::: THE RECORDS :::

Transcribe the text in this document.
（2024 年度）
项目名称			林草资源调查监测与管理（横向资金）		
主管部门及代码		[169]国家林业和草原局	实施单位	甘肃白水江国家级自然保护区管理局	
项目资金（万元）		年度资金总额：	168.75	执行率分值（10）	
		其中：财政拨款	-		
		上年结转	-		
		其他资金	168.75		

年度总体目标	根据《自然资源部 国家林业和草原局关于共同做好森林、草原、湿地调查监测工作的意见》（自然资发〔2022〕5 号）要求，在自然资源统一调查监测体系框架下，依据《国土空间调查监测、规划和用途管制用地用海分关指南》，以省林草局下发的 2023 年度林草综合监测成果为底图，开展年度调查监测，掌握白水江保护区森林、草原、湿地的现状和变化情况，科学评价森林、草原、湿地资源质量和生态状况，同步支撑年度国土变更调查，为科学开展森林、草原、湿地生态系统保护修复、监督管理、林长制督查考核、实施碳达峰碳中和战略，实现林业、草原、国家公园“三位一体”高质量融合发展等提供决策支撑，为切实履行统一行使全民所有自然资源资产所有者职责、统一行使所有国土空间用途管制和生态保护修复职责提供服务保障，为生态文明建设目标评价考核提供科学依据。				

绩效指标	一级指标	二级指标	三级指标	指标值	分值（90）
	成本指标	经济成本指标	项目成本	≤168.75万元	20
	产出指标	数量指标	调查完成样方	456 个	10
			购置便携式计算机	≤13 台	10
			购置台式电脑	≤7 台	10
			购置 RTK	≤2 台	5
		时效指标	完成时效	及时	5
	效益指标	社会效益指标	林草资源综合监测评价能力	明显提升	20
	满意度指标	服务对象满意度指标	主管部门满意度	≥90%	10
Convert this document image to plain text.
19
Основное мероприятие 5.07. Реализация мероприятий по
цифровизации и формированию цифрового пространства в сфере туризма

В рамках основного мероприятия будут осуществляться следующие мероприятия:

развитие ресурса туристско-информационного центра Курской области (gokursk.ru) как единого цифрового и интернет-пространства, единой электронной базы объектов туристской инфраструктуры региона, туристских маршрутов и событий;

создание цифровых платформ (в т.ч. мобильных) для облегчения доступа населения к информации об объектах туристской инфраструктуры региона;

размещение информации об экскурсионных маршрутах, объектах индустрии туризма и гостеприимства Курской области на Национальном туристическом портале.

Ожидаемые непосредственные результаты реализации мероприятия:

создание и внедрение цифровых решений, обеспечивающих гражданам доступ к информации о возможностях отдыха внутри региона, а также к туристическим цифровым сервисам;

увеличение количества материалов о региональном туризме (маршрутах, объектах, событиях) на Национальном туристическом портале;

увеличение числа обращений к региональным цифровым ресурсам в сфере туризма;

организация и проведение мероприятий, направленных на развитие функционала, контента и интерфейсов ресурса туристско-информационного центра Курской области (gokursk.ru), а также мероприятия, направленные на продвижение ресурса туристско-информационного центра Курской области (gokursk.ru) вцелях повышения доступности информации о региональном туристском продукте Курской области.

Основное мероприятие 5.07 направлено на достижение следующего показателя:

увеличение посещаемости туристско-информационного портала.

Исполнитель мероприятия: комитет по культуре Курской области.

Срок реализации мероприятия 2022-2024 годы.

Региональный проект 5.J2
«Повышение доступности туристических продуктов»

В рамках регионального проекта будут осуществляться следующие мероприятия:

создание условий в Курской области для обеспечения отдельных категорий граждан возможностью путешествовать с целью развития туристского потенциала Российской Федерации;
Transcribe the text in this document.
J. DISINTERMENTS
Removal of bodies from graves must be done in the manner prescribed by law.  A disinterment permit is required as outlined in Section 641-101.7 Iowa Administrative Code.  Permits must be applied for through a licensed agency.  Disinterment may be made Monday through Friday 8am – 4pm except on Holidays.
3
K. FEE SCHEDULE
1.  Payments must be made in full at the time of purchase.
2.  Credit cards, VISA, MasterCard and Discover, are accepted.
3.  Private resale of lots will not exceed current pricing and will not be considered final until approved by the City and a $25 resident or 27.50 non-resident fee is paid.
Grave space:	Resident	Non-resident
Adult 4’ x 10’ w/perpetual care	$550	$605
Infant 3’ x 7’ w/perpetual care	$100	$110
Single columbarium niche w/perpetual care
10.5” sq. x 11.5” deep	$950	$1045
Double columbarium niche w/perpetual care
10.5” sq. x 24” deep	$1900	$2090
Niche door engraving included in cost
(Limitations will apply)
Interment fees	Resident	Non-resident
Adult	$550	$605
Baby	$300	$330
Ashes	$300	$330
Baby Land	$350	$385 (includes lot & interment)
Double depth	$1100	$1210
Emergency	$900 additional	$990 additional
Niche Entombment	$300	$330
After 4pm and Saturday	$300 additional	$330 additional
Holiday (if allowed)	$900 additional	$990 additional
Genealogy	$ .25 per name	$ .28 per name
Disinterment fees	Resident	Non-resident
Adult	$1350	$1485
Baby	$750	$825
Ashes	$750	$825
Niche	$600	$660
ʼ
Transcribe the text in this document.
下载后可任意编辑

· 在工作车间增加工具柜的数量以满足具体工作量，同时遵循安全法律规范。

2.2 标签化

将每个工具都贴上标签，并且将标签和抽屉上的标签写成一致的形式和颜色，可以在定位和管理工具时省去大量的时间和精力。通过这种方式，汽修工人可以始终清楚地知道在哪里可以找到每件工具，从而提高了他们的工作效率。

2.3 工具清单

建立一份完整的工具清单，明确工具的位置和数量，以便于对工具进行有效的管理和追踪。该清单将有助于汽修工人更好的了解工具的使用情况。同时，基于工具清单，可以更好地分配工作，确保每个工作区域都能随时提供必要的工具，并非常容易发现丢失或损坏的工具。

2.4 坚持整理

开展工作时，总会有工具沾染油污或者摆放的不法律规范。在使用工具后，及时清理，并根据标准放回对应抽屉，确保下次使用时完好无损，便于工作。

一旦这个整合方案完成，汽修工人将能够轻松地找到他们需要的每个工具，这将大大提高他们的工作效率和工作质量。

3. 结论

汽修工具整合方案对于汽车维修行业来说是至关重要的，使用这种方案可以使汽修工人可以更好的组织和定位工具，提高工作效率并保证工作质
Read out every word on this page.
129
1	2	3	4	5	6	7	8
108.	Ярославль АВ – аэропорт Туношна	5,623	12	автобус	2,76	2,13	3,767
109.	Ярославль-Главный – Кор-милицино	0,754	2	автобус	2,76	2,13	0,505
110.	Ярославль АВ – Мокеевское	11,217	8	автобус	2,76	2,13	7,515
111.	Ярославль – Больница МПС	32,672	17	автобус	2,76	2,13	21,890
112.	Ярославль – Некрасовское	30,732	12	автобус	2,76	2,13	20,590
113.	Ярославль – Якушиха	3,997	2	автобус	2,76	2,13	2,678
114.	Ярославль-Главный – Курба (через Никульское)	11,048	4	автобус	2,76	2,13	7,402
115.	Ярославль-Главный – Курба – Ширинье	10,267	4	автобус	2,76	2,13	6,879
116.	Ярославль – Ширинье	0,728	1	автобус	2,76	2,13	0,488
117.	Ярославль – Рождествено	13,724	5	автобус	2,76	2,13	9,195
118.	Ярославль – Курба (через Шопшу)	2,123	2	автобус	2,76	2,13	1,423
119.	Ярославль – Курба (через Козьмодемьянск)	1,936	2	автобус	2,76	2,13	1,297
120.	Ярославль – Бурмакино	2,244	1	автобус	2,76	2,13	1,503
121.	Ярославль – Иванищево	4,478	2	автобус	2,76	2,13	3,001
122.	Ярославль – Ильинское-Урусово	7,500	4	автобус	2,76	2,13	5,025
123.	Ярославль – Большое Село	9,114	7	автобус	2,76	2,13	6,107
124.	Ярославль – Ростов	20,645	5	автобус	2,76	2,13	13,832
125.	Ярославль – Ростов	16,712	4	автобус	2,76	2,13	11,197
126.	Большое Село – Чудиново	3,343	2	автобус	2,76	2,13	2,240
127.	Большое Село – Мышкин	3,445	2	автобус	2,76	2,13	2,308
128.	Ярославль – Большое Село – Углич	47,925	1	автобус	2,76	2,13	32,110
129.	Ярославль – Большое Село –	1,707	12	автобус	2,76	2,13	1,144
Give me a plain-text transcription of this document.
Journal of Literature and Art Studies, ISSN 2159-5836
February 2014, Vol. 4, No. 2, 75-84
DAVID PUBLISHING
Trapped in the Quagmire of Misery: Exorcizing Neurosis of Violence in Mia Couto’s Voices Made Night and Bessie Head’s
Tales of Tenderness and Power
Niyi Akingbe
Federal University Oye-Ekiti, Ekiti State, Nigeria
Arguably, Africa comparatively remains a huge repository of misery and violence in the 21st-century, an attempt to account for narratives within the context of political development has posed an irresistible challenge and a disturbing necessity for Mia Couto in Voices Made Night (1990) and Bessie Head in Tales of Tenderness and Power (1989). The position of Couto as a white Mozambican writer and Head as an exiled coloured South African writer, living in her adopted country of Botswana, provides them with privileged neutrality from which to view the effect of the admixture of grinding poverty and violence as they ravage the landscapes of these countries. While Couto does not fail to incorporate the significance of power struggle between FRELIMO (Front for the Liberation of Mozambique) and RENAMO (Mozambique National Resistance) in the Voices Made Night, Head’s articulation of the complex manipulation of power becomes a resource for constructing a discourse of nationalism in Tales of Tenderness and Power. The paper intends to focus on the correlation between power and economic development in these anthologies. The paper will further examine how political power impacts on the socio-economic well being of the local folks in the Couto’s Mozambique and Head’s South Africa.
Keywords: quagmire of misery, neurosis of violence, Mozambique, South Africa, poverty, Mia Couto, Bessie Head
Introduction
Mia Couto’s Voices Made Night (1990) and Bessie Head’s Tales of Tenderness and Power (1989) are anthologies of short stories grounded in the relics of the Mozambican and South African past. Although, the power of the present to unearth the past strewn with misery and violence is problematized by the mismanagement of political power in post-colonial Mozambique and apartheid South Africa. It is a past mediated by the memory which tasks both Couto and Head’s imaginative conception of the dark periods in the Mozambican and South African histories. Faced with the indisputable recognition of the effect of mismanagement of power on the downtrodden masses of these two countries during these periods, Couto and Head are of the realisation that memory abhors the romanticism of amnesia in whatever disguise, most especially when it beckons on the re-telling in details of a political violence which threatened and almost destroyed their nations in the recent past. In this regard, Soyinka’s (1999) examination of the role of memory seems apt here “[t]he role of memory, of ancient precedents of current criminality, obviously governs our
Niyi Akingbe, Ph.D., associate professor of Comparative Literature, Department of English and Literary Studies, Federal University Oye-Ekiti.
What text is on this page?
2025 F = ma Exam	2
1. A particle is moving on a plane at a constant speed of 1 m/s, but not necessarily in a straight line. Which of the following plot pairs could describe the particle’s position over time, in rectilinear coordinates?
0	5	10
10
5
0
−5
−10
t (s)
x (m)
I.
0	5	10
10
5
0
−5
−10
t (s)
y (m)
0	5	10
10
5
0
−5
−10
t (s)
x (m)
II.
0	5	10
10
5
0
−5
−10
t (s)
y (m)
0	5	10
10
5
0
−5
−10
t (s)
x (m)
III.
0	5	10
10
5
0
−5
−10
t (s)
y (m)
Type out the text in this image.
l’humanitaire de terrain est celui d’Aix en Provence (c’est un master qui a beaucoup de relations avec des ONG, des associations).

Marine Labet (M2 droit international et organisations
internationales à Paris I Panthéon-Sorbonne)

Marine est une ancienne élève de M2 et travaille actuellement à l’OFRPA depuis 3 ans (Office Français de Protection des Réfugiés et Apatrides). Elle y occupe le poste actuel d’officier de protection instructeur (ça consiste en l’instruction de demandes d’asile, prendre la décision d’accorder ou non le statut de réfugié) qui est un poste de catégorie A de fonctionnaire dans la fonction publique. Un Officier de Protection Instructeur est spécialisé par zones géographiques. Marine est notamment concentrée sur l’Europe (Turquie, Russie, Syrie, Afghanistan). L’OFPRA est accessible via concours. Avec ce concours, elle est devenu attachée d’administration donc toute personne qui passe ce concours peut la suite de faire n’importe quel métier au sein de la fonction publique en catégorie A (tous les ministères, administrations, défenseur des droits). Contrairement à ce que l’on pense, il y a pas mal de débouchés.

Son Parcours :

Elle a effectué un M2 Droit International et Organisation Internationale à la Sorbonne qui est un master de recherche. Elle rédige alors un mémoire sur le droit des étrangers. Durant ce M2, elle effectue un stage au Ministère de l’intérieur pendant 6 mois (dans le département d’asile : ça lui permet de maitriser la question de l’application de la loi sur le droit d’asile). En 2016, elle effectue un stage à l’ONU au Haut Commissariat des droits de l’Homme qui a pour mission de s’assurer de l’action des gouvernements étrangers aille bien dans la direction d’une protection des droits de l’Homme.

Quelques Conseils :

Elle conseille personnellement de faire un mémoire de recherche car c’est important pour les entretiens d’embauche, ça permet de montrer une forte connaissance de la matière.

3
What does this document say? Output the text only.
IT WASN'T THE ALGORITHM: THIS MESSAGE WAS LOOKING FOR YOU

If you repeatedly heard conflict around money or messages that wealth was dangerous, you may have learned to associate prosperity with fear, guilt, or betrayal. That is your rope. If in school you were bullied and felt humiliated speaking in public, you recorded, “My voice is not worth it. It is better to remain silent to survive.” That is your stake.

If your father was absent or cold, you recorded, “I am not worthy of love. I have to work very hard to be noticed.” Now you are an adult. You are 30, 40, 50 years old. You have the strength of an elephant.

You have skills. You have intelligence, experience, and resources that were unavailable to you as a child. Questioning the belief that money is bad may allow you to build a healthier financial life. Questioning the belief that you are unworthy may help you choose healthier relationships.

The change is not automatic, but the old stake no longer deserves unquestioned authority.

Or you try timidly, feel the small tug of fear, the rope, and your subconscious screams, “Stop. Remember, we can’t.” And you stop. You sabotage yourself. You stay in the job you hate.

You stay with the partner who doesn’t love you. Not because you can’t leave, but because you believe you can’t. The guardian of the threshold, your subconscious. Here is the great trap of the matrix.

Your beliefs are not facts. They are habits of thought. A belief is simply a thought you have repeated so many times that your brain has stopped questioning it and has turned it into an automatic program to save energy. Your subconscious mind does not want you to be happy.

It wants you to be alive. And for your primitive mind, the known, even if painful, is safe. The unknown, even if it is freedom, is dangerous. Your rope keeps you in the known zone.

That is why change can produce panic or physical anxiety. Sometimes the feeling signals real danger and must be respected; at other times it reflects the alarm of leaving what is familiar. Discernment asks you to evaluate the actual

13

:::

__DIRECTION__:
Take each line of the material that contains the word "money" and list it.

__TASK SOLUTION__:
If you repeatedly heard conflict around money or messages that wealth was dangerous, you may have learned to associate prosperity with fear, guilt, or betrayal. That is your rope. If in school you were bullied and felt humiliated speaking in public, you recorded, “My voice is not worth it. It is better to remain silent to survive.” That is your stake.
You have skills. You have intelligence, experience, and resources that were unavailable to you as a child. Questioning the belief that money is bad may allow you to build a healthier financial life. Questioning the belief that you are unworthy may help you choose healthier relationships.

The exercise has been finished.